> Task brief
Look through the material below for "Earth". Copy every line that contains it.

/---

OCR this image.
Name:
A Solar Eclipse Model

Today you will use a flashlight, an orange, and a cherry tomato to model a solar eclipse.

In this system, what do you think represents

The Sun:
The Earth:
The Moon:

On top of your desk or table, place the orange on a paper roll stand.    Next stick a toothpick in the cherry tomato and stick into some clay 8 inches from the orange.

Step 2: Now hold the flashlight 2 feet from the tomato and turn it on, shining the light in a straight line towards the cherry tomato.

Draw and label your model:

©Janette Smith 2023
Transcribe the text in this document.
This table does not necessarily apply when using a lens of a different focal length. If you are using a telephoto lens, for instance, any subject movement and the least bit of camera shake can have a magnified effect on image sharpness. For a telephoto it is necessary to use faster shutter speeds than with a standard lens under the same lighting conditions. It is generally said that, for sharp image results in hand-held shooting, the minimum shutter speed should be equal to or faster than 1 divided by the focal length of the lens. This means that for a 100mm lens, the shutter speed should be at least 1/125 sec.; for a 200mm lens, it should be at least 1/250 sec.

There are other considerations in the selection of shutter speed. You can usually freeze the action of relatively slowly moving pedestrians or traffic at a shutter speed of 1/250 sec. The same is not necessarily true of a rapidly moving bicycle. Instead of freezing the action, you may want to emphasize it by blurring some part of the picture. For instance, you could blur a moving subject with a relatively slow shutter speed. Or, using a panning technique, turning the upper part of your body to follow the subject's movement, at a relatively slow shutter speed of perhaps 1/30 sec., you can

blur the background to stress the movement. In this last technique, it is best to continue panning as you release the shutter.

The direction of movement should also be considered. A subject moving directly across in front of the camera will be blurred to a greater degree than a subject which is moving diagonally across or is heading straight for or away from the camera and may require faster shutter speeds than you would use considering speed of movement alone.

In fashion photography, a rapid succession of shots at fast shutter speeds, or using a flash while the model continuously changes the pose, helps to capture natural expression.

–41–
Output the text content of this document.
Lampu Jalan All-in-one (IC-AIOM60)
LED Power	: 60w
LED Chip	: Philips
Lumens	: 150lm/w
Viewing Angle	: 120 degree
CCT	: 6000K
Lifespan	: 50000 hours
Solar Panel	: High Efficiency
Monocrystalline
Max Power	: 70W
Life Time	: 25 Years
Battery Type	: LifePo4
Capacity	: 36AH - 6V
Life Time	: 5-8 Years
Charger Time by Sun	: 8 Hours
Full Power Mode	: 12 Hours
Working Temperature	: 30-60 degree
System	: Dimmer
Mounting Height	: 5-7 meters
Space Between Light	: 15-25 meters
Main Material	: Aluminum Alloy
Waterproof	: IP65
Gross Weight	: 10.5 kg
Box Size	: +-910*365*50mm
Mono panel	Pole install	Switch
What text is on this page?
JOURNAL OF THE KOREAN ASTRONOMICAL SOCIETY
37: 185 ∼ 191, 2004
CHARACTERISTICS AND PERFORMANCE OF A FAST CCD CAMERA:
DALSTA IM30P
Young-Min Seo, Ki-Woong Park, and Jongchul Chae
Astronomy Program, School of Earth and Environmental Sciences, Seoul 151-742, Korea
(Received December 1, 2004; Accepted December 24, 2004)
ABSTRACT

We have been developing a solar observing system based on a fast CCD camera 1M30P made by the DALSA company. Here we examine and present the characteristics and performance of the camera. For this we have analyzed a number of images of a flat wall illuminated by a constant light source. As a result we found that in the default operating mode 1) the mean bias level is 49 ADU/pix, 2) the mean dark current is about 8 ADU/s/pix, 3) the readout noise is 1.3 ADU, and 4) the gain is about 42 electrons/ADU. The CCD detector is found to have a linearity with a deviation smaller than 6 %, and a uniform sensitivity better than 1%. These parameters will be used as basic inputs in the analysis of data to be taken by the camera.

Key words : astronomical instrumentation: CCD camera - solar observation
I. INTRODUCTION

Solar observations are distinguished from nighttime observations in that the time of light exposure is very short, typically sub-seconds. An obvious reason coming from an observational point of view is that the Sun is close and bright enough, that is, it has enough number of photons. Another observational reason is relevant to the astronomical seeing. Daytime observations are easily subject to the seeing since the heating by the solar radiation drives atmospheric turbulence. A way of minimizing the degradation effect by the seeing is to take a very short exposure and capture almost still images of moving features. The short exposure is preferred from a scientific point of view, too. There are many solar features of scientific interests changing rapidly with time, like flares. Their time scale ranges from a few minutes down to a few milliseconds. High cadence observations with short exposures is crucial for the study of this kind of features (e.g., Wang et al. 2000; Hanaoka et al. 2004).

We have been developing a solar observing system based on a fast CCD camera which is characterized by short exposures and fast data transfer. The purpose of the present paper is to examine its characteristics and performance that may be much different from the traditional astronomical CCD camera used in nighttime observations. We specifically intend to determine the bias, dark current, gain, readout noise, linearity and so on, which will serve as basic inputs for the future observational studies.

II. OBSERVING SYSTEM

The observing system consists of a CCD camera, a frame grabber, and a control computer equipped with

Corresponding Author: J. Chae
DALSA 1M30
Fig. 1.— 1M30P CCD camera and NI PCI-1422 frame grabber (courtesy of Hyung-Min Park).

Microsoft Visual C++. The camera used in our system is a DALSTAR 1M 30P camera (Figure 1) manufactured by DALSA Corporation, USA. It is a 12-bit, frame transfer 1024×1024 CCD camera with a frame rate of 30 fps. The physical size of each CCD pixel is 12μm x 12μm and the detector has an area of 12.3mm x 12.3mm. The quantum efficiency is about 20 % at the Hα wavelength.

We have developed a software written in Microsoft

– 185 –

\---

> Final result
The Earth:
Astronomy Program, School of Earth and Environmental Sciences, Seoul 151-742, Korea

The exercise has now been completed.